» **Stated exercise**:
Pull out every line in the entries below that contains the string "calomel", and copy each such line in full.
--- Start Recorded data ---
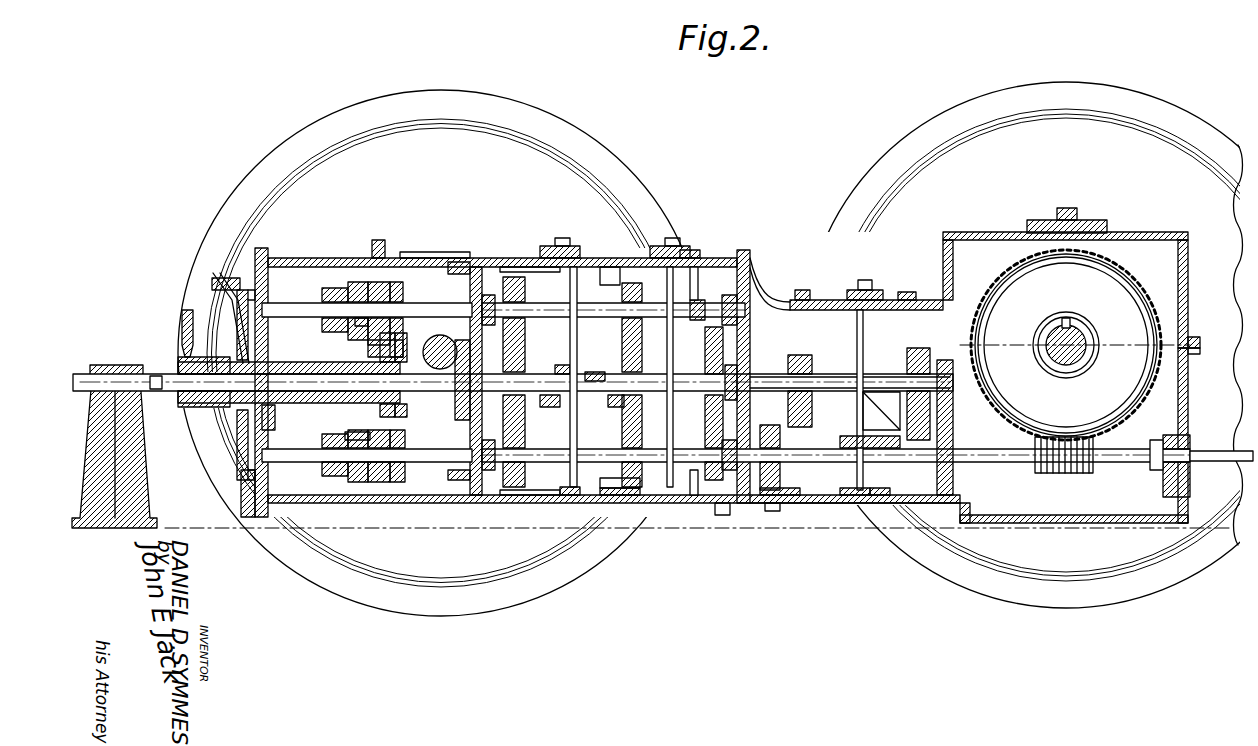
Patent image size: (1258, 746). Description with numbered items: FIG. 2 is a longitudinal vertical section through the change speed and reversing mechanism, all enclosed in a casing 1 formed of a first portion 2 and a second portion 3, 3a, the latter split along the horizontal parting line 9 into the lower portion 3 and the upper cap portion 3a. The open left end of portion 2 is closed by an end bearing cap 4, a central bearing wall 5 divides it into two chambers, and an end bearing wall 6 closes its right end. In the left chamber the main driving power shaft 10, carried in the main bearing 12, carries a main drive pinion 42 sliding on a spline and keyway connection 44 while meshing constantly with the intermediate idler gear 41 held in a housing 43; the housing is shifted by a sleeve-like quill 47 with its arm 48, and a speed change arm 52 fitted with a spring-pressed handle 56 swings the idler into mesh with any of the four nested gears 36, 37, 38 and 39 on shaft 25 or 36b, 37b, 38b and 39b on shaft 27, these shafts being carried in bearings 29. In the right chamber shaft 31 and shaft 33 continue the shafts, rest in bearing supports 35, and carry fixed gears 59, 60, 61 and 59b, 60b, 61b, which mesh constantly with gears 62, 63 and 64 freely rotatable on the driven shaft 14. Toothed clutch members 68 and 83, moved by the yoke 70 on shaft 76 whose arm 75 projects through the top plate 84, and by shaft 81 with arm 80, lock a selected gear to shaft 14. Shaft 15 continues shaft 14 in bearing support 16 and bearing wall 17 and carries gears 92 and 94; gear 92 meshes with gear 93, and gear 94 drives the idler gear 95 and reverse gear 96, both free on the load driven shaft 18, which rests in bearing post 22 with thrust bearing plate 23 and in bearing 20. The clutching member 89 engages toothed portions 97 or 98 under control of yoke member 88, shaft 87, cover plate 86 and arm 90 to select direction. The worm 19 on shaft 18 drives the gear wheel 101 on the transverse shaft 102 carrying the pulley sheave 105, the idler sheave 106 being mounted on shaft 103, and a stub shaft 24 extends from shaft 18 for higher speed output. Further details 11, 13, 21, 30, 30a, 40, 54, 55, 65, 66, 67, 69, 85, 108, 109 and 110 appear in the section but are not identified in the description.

The casing 1 is at (735, 505).
The casing portion 2 is at (264, 262).
The lower housing portion 3 is at (830, 505).
The upper housing or cap portion 3a is at (960, 236).
The end bearing cap 4 is at (253, 490).
The central bearing wall 5 is at (472, 503).
The end bearing wall 6 is at (722, 515).
The parting line 9 is at (905, 296).
The main driving power shaft 10 is at (170, 392).
The pedestal bearing 11 is at (137, 495).
The main bearing 12 is at (270, 420).
The hub 13 is at (462, 405).
The driven shaft 14 is at (622, 455).
The shaft 15 is at (765, 377).
The bearing support 16 is at (740, 362).
The bearing wall or support 17 is at (953, 420).
The load driven shaft 18 is at (1010, 462).
The worm 19 is at (1065, 473).
The bearing 20 is at (1163, 482).
The lower housing 21 is at (1035, 525).
The bearing post or wall 22 is at (780, 497).
The thrust bearing plate 23 is at (772, 511).
The stub shaft 24 is at (1215, 448).
The shaft 25 is at (275, 306).
The shaft 27 is at (300, 460).
The bearings 29 is at (250, 330).
The bearing cap 30 is at (455, 262).
The curved wall 30a is at (767, 288).
The shaft 31 is at (540, 310).
The shaft 33 is at (565, 498).
The bearing support 35 is at (748, 262).
The speed gear 36 is at (332, 288).
The speed gear 36b is at (340, 476).
The speed gear 37 is at (355, 282).
The speed gear 37b is at (355, 503).
The speed gear 38 is at (385, 282).
The speed gear 38b is at (390, 503).
The speed gear 39 is at (400, 280).
The speed gear 39b is at (410, 503).
The collar 40 is at (355, 322).
The intermediate idler gear 41 is at (368, 348).
The main drive pinion 42 is at (375, 440).
The housing 43 is at (392, 400).
The spline and keyway connection 44 is at (300, 373).
The sleeve-like quill 47 is at (340, 400).
The arm 48 is at (180, 338).
The speed change arm 52 is at (222, 325).
The hub 54 is at (222, 408).
The hub 55 is at (235, 430).
The spring-pressed handle 56 is at (225, 282).
The gear 59 is at (486, 295).
The gear 59b is at (486, 495).
The gear 60 is at (612, 267).
The gear 60b is at (635, 478).
The gear 61 is at (730, 295).
The gear 61b is at (728, 472).
The gear 62 is at (525, 325).
The gear 63 is at (622, 325).
The gear 64 is at (695, 300).
The collar 65 is at (552, 408).
The collar 66 is at (596, 372).
The gear 67 is at (705, 450).
The toothed clutch member 68 is at (560, 365).
The collar 69 is at (615, 407).
The yoke 70 is at (576, 330).
The arm 75 is at (558, 246).
The shaft 76 is at (535, 267).
The actuating arm 80 is at (685, 250).
The shaft 81 is at (694, 267).
The toothed clutch member 83 is at (620, 498).
The top plate 84 is at (660, 246).
The plate 85 is at (420, 252).
The cover plate 86 is at (803, 290).
The shaft 87 is at (863, 330).
The yoke member 88 is at (875, 436).
The clutching member 89 is at (855, 497).
The arm 90 is at (864, 280).
The gear 92 is at (920, 348).
The gear 93 is at (935, 510).
The gear 94 is at (800, 355).
The intermediate idler gear 95 is at (840, 392).
The reverse gear 96 is at (775, 495).
The toothed portion 97 is at (785, 440).
The toothed portion 98 is at (880, 497).
The gear wheel 101 is at (990, 300).
The shaft 102 is at (1070, 355).
The shaft 103 is at (435, 338).
The sheave or pulley 105 is at (922, 130).
The idler sheave 106 is at (578, 132).
The cap 108 is at (1088, 228).
The stud 109 is at (1066, 208).
The bolt 110 is at (378, 240).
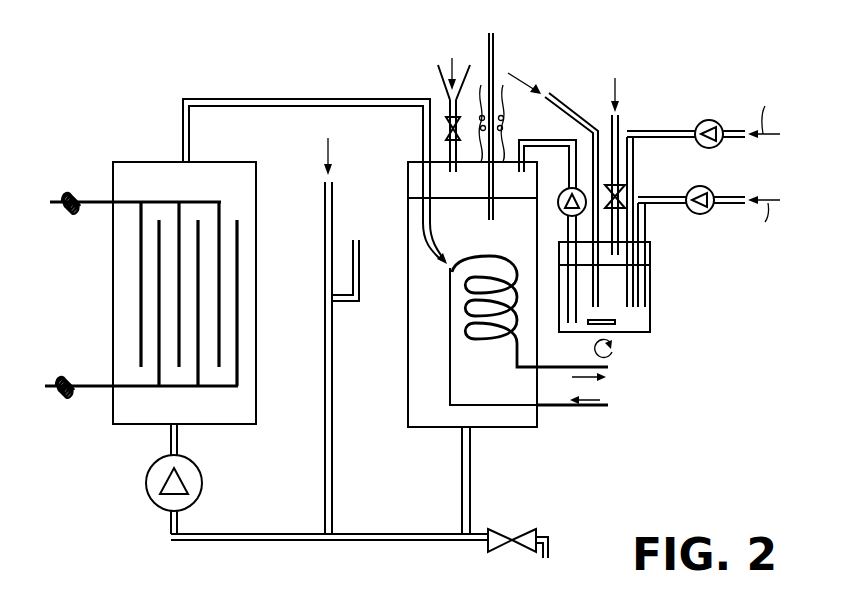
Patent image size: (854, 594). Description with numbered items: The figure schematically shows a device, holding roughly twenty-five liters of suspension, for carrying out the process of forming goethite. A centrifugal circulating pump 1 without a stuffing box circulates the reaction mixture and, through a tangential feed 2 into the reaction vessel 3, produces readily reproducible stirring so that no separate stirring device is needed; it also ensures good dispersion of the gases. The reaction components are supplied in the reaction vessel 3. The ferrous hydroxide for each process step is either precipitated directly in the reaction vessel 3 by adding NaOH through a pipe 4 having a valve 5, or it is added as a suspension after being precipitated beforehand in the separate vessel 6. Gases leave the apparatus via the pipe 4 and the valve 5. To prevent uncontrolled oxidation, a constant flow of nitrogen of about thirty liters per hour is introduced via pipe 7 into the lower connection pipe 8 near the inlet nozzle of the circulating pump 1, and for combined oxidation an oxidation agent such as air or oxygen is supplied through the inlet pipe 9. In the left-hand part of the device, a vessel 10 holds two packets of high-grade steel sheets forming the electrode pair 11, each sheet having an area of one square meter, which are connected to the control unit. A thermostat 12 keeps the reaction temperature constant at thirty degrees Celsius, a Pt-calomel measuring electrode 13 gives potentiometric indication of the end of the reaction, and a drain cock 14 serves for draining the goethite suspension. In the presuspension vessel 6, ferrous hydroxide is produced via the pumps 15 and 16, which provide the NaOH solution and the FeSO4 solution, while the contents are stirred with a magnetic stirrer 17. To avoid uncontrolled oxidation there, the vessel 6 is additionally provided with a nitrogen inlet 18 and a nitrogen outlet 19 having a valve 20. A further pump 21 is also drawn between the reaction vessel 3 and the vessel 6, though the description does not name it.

The circulating pump 1 is at (147, 479).
The tangential feed 2 is at (425, 232).
The reaction vessel 3 is at (472, 348).
The pipe 4 is at (457, 132).
The valve 5 is at (446, 95).
The separate vessel 6 is at (604, 287).
The pipe 7 is at (333, 215).
The lower connection pipe 8 is at (262, 541).
The inlet pipe 9 is at (359, 268).
The vessel 10 is at (150, 293).
The electrode pair 11 is at (50, 380).
The thermostat 12 is at (608, 405).
The Pt-calomel measuring electrode 13 is at (491, 33).
The drain cock 14 is at (527, 545).
The pump 15 is at (703, 120).
The pump 16 is at (707, 188).
The magnetic stirrer 17 is at (600, 325).
The nitrogen inlet 18 is at (578, 113).
The nitrogen outlet 19 is at (619, 140).
The valve 20 is at (623, 196).
The transfer pump 21 is at (562, 195).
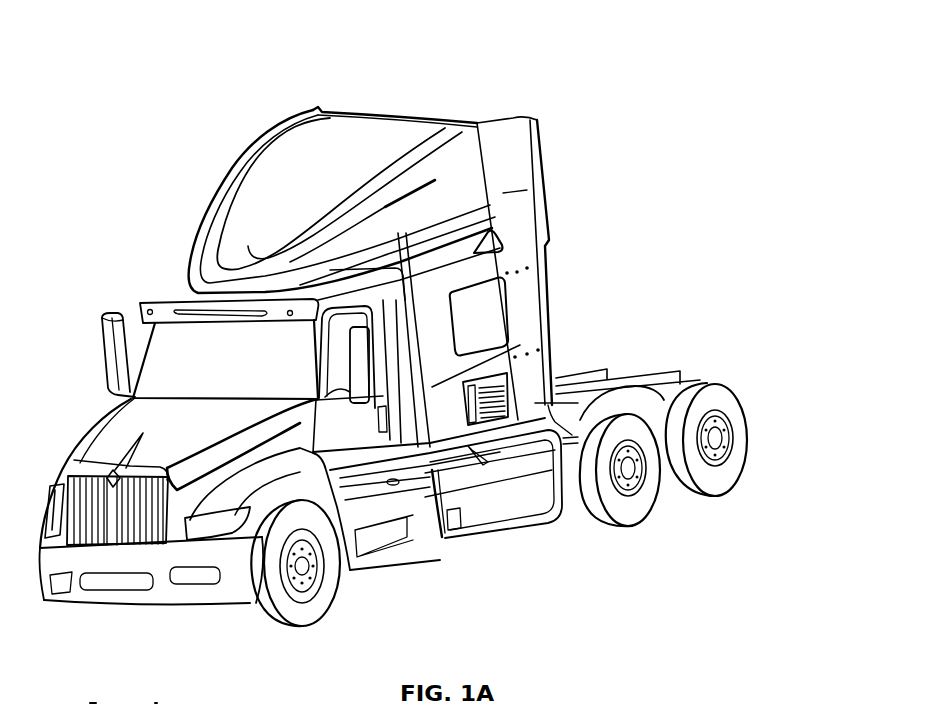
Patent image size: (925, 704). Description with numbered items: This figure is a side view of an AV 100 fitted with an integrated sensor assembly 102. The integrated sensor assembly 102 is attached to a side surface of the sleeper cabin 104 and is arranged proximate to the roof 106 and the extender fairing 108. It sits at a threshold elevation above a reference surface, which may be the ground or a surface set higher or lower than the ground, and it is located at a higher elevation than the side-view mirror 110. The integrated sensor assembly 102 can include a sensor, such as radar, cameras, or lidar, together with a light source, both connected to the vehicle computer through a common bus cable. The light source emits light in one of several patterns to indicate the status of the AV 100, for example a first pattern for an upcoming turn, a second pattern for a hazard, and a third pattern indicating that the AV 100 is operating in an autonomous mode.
--- End Recorded data ---
» **Answer in full**:
Patent image size: (854, 594). Description with numbered items: The figure schematically shows a device, holding roughly twenty-five liters of suspension, for carrying out the process of forming goethite. A centrifugal circulating pump 1 without a stuffing box circulates the reaction mixture and, through a tangential feed 2 into the reaction vessel 3, produces readily reproducible stirring so that no separate stirring device is needed; it also ensures good dispersion of the gases. The reaction components are supplied in the reaction vessel 3. The ferrous hydroxide for each process step is either precipitated directly in the reaction vessel 3 by adding NaOH through a pipe 4 having a valve 5, or it is added as a suspension after being precipitated beforehand in the separate vessel 6. Gases leave the apparatus via the pipe 4 and the valve 5. To prevent uncontrolled oxidation, a constant flow of nitrogen of about thirty liters per hour is introduced via pipe 7 into the lower connection pipe 8 near the inlet nozzle of the circulating pump 1, and for combined oxidation an oxidation agent such as air or oxygen is supplied through the inlet pipe 9. In the left-hand part of the device, a vessel 10 holds two packets of high-grade steel sheets forming the electrode pair 11, each sheet having an area of one square meter, which are connected to the control unit. A thermostat 12 keeps the reaction temperature constant at thirty degrees Celsius, a Pt-calomel measuring electrode 13 gives potentiometric indication of the end of the reaction, and a drain cock 14 serves for draining the goethite suspension. In the presuspension vessel 6, ferrous hydroxide is produced via the pumps 15 and 16, which provide the NaOH solution and the FeSO4 solution, while the contents are stirred with a magnetic stirrer 17. To avoid uncontrolled oxidation there, the vessel 6 is additionally provided with a nitrogen inlet 18 and a nitrogen outlet 19 having a valve 20. A further pump 21 is also drawn between the reaction vessel 3 and the vessel 6, though the description does not name it.
The Pt-calomel measuring electrode 13 is at (491, 33).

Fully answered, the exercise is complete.